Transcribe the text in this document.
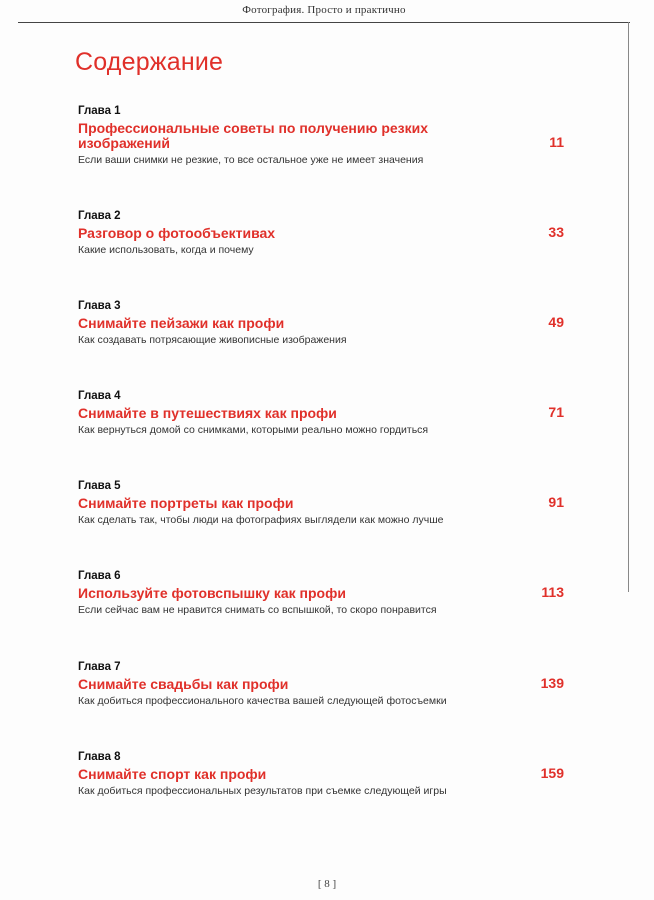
Фотография. Просто и практично
Содержание
Глава 1
Профессиональные советы по получению резких изображений
Если ваши снимки не резкие, то все остальное уже не имеет значения
11
Глава 2
Разговор о фотообъективах
Какие использовать, когда и почему
33
Глава 3
Снимайте пейзажи как профи
Как создавать потрясающие живописные изображения
49
Глава 4
Снимайте в путешествиях как профи
Как вернуться домой со снимками, которыми реально можно гордиться
71
Глава 5
Снимайте портреты как профи
Как сделать так, чтобы люди на фотографиях выглядели как можно лучше
91
Глава 6
Используйте фотовспышку как профи
Если сейчас вам не нравится снимать со вспышкой, то скоро понравится
113
Глава 7
Снимайте свадьбы как профи
Как добиться профессионального качества вашей следующей фотосъемки
139
Глава 8
Снимайте спорт как профи
Как добиться профессиональных результатов при съемке следующей игры
159
[ 8 ]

Job: The records above must be printed exactly; the pictures stay out.

Output of the exercise:
Transcribe the text in this document.
Фотография. Просто и практично
Содержание
Глава 1
Профессиональные советы по получению резких изображений
Если ваши снимки не резкие, то все остальное уже не имеет значения
11
Глава 2
Разговор о фотообъективах
Какие использовать, когда и почему
33
Глава 3
Снимайте пейзажи как профи
Как создавать потрясающие живописные изображения
49
Глава 4
Снимайте в путешествиях как профи
Как вернуться домой со снимками, которыми реально можно гордиться
71
Глава 5
Снимайте портреты как профи
Как сделать так, чтобы люди на фотографиях выглядели как можно лучше
91
Глава 6
Используйте фотовспышку как профи
Если сейчас вам не нравится снимать со вспышкой, то скоро понравится
113
Глава 7
Снимайте свадьбы как профи
Как добиться профессионального качества вашей следующей фотосъемки
139
Глава 8
Снимайте спорт как профи
Как добиться профессиональных результатов при съемке следующей игры
159
[ 8 ]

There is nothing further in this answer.